Which lines include the word "JSON"? Copy each of them.

--- BEGIN RECORDS FOR THIS EXERCISE ---

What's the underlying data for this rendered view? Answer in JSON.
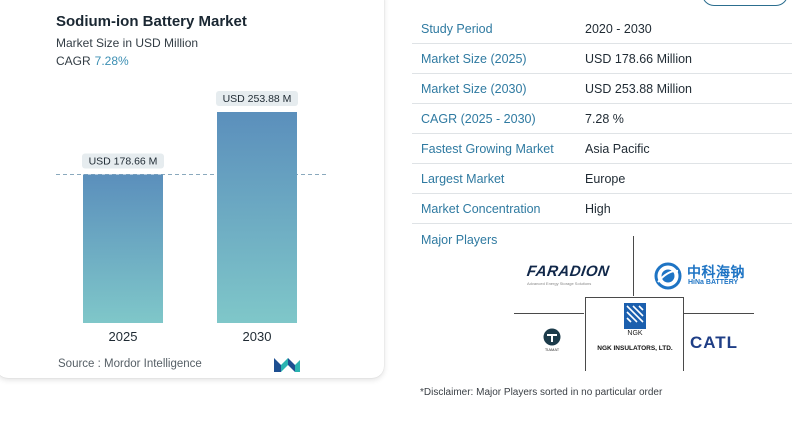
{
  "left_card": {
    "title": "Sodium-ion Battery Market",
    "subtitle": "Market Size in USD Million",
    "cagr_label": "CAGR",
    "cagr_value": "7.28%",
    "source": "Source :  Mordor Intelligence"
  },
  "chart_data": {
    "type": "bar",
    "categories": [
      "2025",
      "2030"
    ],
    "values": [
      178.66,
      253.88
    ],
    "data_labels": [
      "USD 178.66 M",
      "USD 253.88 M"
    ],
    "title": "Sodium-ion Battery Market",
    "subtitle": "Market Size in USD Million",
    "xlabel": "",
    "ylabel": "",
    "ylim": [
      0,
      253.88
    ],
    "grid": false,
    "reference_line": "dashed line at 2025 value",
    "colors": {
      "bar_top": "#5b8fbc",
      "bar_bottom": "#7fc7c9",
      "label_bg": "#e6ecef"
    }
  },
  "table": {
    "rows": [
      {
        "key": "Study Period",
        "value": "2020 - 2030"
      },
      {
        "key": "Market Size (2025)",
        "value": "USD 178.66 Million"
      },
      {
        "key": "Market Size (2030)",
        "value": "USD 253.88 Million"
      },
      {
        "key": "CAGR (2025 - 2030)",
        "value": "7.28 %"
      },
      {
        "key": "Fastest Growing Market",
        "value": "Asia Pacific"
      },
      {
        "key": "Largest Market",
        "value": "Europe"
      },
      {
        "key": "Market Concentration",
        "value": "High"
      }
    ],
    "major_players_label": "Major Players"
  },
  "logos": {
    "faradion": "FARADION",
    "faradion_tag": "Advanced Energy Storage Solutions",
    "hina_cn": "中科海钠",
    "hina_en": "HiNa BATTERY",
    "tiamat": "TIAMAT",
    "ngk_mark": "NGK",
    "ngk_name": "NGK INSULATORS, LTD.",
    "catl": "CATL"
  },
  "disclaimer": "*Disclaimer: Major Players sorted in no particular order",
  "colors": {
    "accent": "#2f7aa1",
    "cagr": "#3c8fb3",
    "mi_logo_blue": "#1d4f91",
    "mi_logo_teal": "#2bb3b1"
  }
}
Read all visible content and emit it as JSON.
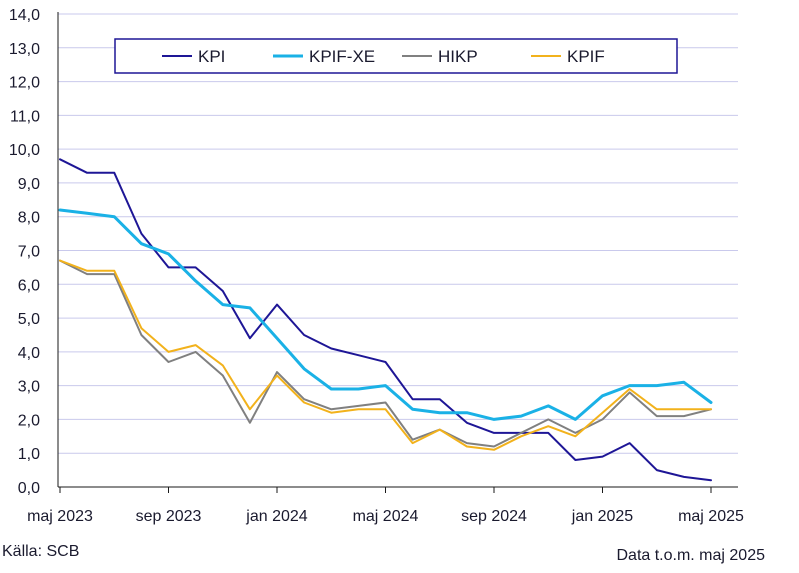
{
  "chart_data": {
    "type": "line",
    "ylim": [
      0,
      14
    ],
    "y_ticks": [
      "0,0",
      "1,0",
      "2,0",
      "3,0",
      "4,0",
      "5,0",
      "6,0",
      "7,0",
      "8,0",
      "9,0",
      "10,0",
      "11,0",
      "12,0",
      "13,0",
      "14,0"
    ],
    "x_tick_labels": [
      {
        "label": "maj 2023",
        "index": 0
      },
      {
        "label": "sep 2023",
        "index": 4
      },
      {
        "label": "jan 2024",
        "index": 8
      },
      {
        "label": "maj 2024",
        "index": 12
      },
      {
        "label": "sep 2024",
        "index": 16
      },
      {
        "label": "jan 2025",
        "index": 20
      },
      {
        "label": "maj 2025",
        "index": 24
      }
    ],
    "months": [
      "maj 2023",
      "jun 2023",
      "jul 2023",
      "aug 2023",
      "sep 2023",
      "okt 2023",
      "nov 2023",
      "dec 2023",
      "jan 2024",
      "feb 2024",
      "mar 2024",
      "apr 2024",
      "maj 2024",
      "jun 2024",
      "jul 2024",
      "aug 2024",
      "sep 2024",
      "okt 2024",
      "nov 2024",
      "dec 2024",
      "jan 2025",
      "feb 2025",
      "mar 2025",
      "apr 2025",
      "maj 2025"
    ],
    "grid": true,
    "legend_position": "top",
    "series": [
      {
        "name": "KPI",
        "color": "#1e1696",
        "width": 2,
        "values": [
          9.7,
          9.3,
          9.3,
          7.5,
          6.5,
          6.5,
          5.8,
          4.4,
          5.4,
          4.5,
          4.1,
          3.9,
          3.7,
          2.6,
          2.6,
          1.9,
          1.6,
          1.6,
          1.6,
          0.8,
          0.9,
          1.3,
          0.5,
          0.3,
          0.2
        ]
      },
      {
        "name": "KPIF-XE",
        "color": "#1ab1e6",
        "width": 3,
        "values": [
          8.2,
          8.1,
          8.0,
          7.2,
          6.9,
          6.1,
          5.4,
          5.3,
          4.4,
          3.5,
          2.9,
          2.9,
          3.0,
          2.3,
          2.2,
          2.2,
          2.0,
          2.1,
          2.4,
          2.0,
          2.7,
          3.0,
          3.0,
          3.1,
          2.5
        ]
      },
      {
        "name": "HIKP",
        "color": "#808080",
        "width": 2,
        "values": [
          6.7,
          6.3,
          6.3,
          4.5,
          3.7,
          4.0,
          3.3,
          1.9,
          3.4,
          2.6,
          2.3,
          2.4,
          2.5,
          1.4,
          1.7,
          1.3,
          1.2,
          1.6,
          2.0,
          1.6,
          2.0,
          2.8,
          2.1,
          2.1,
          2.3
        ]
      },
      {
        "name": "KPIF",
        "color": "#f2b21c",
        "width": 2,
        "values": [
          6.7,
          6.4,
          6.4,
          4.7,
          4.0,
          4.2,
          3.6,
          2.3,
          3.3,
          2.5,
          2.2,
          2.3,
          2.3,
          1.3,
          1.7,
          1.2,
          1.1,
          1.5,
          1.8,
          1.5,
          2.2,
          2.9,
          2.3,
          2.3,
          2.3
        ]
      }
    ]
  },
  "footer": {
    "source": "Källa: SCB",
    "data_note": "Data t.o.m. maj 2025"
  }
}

--- END RECORDS FOR THIS EXERCISE ---

_ANSWER BELOW_
What's the underlying data for this rendered view? Answer in JSON.
Read all visible content and emit it as JSON.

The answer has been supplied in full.